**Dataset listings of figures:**
*****

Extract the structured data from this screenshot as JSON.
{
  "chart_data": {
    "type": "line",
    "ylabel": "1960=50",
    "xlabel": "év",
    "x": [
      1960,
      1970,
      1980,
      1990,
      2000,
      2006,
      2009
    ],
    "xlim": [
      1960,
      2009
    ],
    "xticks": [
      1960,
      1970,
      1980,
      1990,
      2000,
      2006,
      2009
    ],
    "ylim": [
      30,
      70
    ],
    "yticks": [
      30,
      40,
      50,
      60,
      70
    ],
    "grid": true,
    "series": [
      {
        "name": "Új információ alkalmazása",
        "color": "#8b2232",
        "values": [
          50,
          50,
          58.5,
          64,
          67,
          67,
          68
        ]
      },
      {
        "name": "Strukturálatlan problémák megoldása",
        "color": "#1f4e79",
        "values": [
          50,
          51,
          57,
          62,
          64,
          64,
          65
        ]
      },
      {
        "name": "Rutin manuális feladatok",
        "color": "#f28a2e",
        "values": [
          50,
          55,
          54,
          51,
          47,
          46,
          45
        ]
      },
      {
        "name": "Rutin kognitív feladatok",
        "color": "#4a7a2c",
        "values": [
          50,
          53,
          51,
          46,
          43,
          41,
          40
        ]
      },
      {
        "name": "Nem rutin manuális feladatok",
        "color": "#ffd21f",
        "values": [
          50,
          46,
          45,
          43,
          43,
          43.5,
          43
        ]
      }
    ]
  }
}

*****

From the first line to the last, please quote the material above exactly.

Extract the structured data from this screenshot as JSON.
{
  "chart_data": {
    "type": "line",
    "ylabel": "1960=50",
    "xlabel": "év",
    "x": [
      1960,
      1970,
      1980,
      1990,
      2000,
      2006,
      2009
    ],
    "xlim": [
      1960,
      2009
    ],
    "xticks": [
      1960,
      1970,
      1980,
      1990,
      2000,
      2006,
      2009
    ],
    "ylim": [
      30,
      70
    ],
    "yticks": [
      30,
      40,
      50,
      60,
      70
    ],
    "grid": true,
    "series": [
      {
        "name": "Új információ alkalmazása",
        "color": "#8b2232",
        "values": [
          50,
          50,
          58.5,
          64,
          67,
          67,
          68
        ]
      },
      {
        "name": "Strukturálatlan problémák megoldása",
        "color": "#1f4e79",
        "values": [
          50,
          51,
          57,
          62,
          64,
          64,
          65
        ]
      },
      {
        "name": "Rutin manuális feladatok",
        "color": "#f28a2e",
        "values": [
          50,
          55,
          54,
          51,
          47,
          46,
          45
        ]
      },
      {
        "name": "Rutin kognitív feladatok",
        "color": "#4a7a2c",
        "values": [
          50,
          53,
          51,
          46,
          43,
          41,
          40
        ]
      },
      {
        "name": "Nem rutin manuális feladatok",
        "color": "#ffd21f",
        "values": [
          50,
          46,
          45,
          43,
          43,
          43.5,
          43
        ]
      }
    ]
  }
}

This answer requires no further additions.